> **DATA PROVIDED**:
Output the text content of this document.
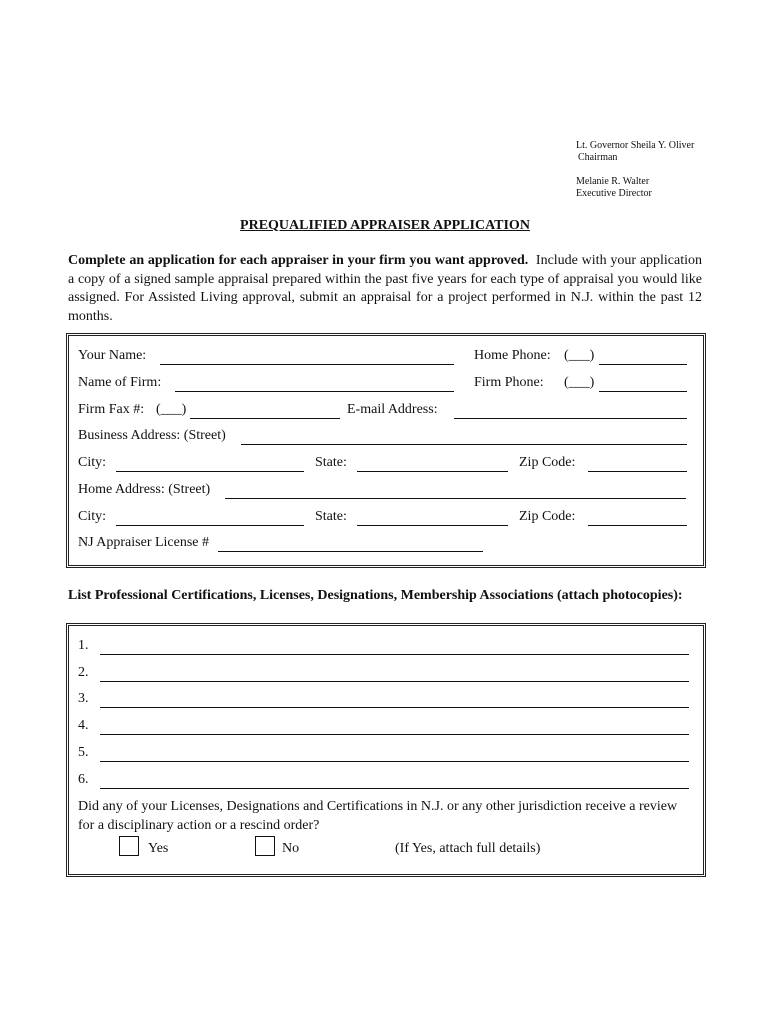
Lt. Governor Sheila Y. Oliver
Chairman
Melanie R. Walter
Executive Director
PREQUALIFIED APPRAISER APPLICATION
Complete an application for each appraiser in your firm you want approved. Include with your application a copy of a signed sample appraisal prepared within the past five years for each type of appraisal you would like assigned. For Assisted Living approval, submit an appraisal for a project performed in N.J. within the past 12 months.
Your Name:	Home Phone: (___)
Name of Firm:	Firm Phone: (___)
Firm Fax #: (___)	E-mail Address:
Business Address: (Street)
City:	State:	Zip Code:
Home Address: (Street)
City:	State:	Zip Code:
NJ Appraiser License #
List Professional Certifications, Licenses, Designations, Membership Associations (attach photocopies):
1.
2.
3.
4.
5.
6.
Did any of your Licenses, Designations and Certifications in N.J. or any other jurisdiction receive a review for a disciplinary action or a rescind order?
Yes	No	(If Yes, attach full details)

> **TO DO**: Omit the images and transcribe all of the records above word for word.

> **EXERCISE OUTPUT**:
Output the text content of this document.
Lt. Governor Sheila Y. Oliver
Chairman
Melanie R. Walter
Executive Director
PREQUALIFIED APPRAISER APPLICATION
Complete an application for each appraiser in your firm you want approved. Include with your application a copy of a signed sample appraisal prepared within the past five years for each type of appraisal you would like assigned. For Assisted Living approval, submit an appraisal for a project performed in N.J. within the past 12 months.
Your Name:	Home Phone: (___)
Name of Firm:	Firm Phone: (___)
Firm Fax #: (___)	E-mail Address:
Business Address: (Street)
City:	State:	Zip Code:
Home Address: (Street)
City:	State:	Zip Code:
NJ Appraiser License #
List Professional Certifications, Licenses, Designations, Membership Associations (attach photocopies):
1.
2.
3.
4.
5.
6.
Did any of your Licenses, Designations and Certifications in N.J. or any other jurisdiction receive a review for a disciplinary action or a rescind order?
Yes	No	(If Yes, attach full details)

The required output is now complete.